►

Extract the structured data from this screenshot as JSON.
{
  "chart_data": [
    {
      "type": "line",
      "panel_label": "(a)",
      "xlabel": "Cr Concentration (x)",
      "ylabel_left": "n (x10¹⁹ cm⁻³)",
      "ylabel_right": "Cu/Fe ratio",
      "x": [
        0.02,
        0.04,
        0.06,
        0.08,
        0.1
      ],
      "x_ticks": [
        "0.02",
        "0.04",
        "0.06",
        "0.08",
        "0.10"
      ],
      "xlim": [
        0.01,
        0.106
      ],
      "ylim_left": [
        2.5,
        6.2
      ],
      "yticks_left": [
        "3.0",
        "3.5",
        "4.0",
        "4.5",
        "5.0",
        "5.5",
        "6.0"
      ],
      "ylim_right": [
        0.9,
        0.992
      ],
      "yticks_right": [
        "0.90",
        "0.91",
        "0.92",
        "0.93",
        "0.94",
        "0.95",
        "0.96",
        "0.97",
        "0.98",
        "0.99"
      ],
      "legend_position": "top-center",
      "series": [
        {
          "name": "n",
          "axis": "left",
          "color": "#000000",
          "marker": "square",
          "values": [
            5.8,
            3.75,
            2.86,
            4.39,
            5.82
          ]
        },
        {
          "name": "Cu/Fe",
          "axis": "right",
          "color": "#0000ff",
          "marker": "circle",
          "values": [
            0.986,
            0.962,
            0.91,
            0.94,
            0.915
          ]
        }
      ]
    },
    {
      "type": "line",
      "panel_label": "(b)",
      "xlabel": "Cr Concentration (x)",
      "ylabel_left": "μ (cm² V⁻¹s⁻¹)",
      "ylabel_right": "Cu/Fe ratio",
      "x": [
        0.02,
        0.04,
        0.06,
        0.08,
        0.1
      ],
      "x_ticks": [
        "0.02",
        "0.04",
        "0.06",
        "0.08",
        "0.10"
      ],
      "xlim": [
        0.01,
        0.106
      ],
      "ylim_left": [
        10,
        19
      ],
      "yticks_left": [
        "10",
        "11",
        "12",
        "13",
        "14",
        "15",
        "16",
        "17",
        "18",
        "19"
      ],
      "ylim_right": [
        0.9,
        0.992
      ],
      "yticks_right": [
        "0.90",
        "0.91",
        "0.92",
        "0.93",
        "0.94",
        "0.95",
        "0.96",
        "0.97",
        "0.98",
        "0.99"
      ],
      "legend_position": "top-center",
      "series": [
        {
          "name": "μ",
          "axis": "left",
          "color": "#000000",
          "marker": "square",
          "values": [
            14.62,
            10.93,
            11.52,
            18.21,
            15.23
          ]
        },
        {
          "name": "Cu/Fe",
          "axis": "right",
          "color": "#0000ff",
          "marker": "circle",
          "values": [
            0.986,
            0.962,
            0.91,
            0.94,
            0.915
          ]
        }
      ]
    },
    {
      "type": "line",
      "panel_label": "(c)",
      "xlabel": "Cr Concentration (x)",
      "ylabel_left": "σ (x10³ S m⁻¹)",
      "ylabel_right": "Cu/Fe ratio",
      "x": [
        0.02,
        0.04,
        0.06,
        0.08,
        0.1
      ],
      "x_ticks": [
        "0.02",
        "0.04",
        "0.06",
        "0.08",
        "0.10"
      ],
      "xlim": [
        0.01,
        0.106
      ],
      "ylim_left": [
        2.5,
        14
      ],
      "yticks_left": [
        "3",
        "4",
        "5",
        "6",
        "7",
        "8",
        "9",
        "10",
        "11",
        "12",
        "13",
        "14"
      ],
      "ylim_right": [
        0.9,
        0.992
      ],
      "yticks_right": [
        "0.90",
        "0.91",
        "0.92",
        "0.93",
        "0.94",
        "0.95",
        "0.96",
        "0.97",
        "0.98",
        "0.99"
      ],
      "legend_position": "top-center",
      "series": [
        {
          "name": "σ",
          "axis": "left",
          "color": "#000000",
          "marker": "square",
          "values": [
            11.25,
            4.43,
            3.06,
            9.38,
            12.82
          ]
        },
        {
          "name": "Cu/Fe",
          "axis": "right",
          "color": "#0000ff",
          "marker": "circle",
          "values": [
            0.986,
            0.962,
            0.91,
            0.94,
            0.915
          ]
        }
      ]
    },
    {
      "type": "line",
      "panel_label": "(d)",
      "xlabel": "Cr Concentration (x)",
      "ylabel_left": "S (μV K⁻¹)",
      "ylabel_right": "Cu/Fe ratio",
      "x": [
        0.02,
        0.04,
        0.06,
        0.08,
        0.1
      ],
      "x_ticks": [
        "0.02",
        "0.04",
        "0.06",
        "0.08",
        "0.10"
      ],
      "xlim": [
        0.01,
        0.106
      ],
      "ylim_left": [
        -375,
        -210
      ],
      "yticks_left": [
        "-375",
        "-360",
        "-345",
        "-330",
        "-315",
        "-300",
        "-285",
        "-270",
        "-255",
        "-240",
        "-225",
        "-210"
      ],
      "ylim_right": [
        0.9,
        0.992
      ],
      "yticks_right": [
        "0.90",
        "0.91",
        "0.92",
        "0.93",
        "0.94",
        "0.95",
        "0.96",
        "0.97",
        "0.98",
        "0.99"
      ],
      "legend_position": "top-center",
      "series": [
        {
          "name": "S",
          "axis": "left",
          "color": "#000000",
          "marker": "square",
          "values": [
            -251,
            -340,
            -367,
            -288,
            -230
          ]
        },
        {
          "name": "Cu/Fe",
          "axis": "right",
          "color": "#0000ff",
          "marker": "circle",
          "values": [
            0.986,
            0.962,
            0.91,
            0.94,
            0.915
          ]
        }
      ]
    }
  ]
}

◄

- [Goal of the exercise] Copy every record above exactly as it appears.

- [Response to the exercise]
Extract the structured data from this screenshot as JSON.
{
  "chart_data": [
    {
      "type": "line",
      "panel_label": "(a)",
      "xlabel": "Cr Concentration (x)",
      "ylabel_left": "n (x10¹⁹ cm⁻³)",
      "ylabel_right": "Cu/Fe ratio",
      "x": [
        0.02,
        0.04,
        0.06,
        0.08,
        0.1
      ],
      "x_ticks": [
        "0.02",
        "0.04",
        "0.06",
        "0.08",
        "0.10"
      ],
      "xlim": [
        0.01,
        0.106
      ],
      "ylim_left": [
        2.5,
        6.2
      ],
      "yticks_left": [
        "3.0",
        "3.5",
        "4.0",
        "4.5",
        "5.0",
        "5.5",
        "6.0"
      ],
      "ylim_right": [
        0.9,
        0.992
      ],
      "yticks_right": [
        "0.90",
        "0.91",
        "0.92",
        "0.93",
        "0.94",
        "0.95",
        "0.96",
        "0.97",
        "0.98",
        "0.99"
      ],
      "legend_position": "top-center",
      "series": [
        {
          "name": "n",
          "axis": "left",
          "color": "#000000",
          "marker": "square",
          "values": [
            5.8,
            3.75,
            2.86,
            4.39,
            5.82
          ]
        },
        {
          "name": "Cu/Fe",
          "axis": "right",
          "color": "#0000ff",
          "marker": "circle",
          "values": [
            0.986,
            0.962,
            0.91,
            0.94,
            0.915
          ]
        }
      ]
    },
    {
      "type": "line",
      "panel_label": "(b)",
      "xlabel": "Cr Concentration (x)",
      "ylabel_left": "μ (cm² V⁻¹s⁻¹)",
      "ylabel_right": "Cu/Fe ratio",
      "x": [
        0.02,
        0.04,
        0.06,
        0.08,
        0.1
      ],
      "x_ticks": [
        "0.02",
        "0.04",
        "0.06",
        "0.08",
        "0.10"
      ],
      "xlim": [
        0.01,
        0.106
      ],
      "ylim_left": [
        10,
        19
      ],
      "yticks_left": [
        "10",
        "11",
        "12",
        "13",
        "14",
        "15",
        "16",
        "17",
        "18",
        "19"
      ],
      "ylim_right": [
        0.9,
        0.992
      ],
      "yticks_right": [
        "0.90",
        "0.91",
        "0.92",
        "0.93",
        "0.94",
        "0.95",
        "0.96",
        "0.97",
        "0.98",
        "0.99"
      ],
      "legend_position": "top-center",
      "series": [
        {
          "name": "μ",
          "axis": "left",
          "color": "#000000",
          "marker": "square",
          "values": [
            14.62,
            10.93,
            11.52,
            18.21,
            15.23
          ]
        },
        {
          "name": "Cu/Fe",
          "axis": "right",
          "color": "#0000ff",
          "marker": "circle",
          "values": [
            0.986,
            0.962,
            0.91,
            0.94,
            0.915
          ]
        }
      ]
    },
    {
      "type": "line",
      "panel_label": "(c)",
      "xlabel": "Cr Concentration (x)",
      "ylabel_left": "σ (x10³ S m⁻¹)",
      "ylabel_right": "Cu/Fe ratio",
      "x": [
        0.02,
        0.04,
        0.06,
        0.08,
        0.1
      ],
      "x_ticks": [
        "0.02",
        "0.04",
        "0.06",
        "0.08",
        "0.10"
      ],
      "xlim": [
        0.01,
        0.106
      ],
      "ylim_left": [
        2.5,
        14
      ],
      "yticks_left": [
        "3",
        "4",
        "5",
        "6",
        "7",
        "8",
        "9",
        "10",
        "11",
        "12",
        "13",
        "14"
      ],
      "ylim_right": [
        0.9,
        0.992
      ],
      "yticks_right": [
        "0.90",
        "0.91",
        "0.92",
        "0.93",
        "0.94",
        "0.95",
        "0.96",
        "0.97",
        "0.98",
        "0.99"
      ],
      "legend_position": "top-center",
      "series": [
        {
          "name": "σ",
          "axis": "left",
          "color": "#000000",
          "marker": "square",
          "values": [
            11.25,
            4.43,
            3.06,
            9.38,
            12.82
          ]
        },
        {
          "name": "Cu/Fe",
          "axis": "right",
          "color": "#0000ff",
          "marker": "circle",
          "values": [
            0.986,
            0.962,
            0.91,
            0.94,
            0.915
          ]
        }
      ]
    },
    {
      "type": "line",
      "panel_label": "(d)",
      "xlabel": "Cr Concentration (x)",
      "ylabel_left": "S (μV K⁻¹)",
      "ylabel_right": "Cu/Fe ratio",
      "x": [
        0.02,
        0.04,
        0.06,
        0.08,
        0.1
      ],
      "x_ticks": [
        "0.02",
        "0.04",
        "0.06",
        "0.08",
        "0.10"
      ],
      "xlim": [
        0.01,
        0.106
      ],
      "ylim_left": [
        -375,
        -210
      ],
      "yticks_left": [
        "-375",
        "-360",
        "-345",
        "-330",
        "-315",
        "-300",
        "-285",
        "-270",
        "-255",
        "-240",
        "-225",
        "-210"
      ],
      "ylim_right": [
        0.9,
        0.992
      ],
      "yticks_right": [
        "0.90",
        "0.91",
        "0.92",
        "0.93",
        "0.94",
        "0.95",
        "0.96",
        "0.97",
        "0.98",
        "0.99"
      ],
      "legend_position": "top-center",
      "series": [
        {
          "name": "S",
          "axis": "left",
          "color": "#000000",
          "marker": "square",
          "values": [
            -251,
            -340,
            -367,
            -288,
            -230
          ]
        },
        {
          "name": "Cu/Fe",
          "axis": "right",
          "color": "#0000ff",
          "marker": "circle",
          "values": [
            0.986,
            0.962,
            0.91,
            0.94,
            0.915
          ]
        }
      ]
    }
  ]
}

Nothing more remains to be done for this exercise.